#### PROBLEM DETAILS
Make an exact copy of the records, with the images left out.

[Dataset records]

::::

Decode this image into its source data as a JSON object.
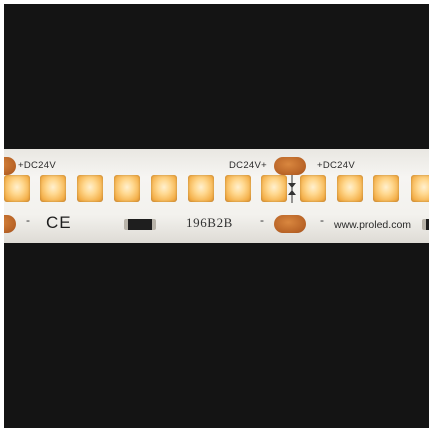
{
  "strip": {
    "label_left": "+DC24V",
    "label_center": "DC24V+",
    "label_right": "+DC24V",
    "ce_mark": "CE",
    "product_code": "196B2B",
    "url": "www.proled.com",
    "minus_signs": [
      "-",
      "-",
      "-"
    ]
  },
  "colors": {
    "background": "#141414",
    "pcb": "#f3f2ee",
    "led": "#ffd88f",
    "solder_pad": "#b86326"
  }
}
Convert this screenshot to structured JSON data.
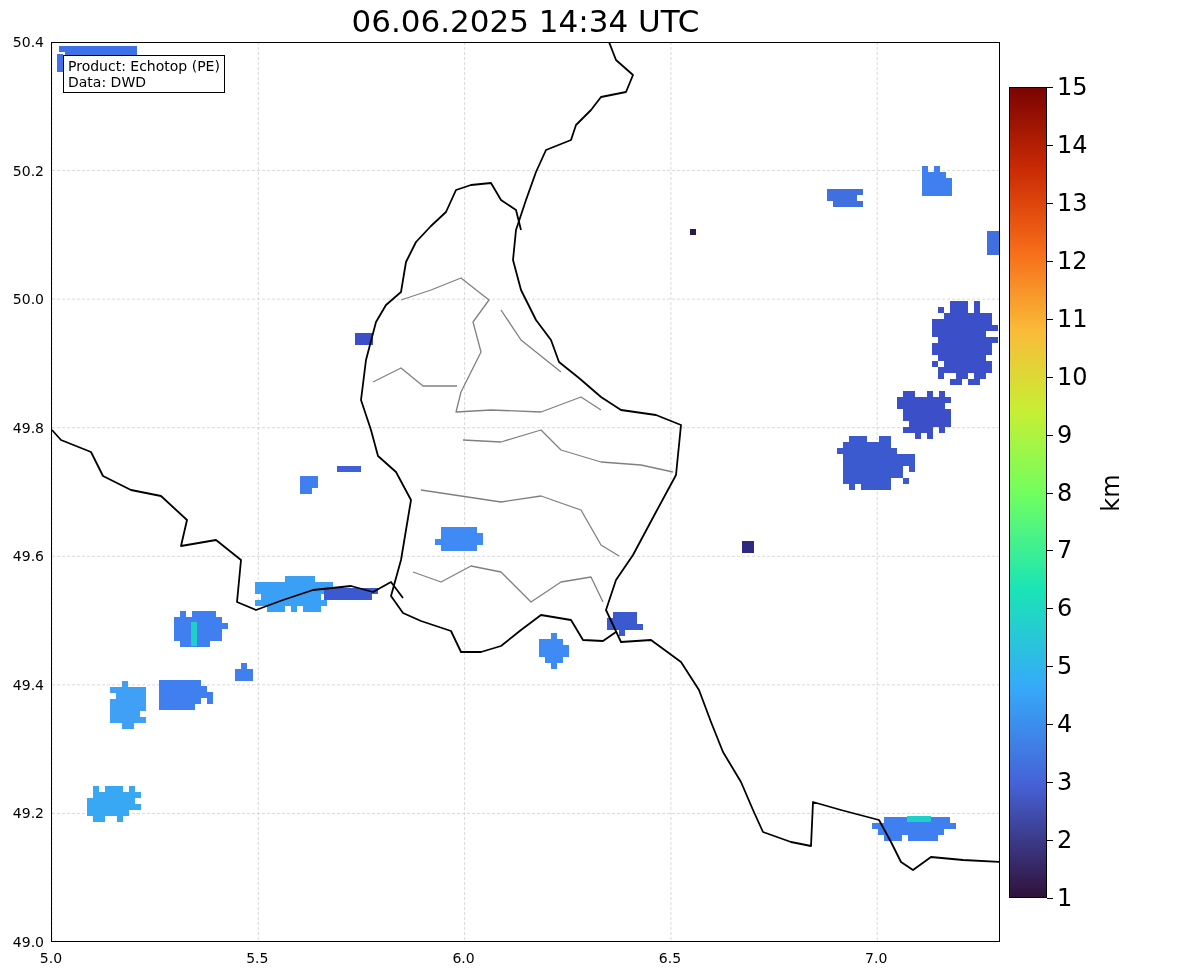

::::

#### CORRECT ANSWER
Decode this image into its source data as a JSON object.
{
  "strip": {
    "label_left": "+DC24V",
    "label_center": "DC24V+",
    "label_right": "+DC24V",
    "ce_mark": "CE",
    "product_code": "196B2B",
    "url": "www.proled.com",
    "minus_signs": [
      "-",
      "-",
      "-"
    ]
  },
  "colors": {
    "background": "#141414",
    "pcb": "#f3f2ee",
    "led": "#ffd88f",
    "solder_pad": "#b86326"
  }
}
Convert this screenshot to structured JSON data.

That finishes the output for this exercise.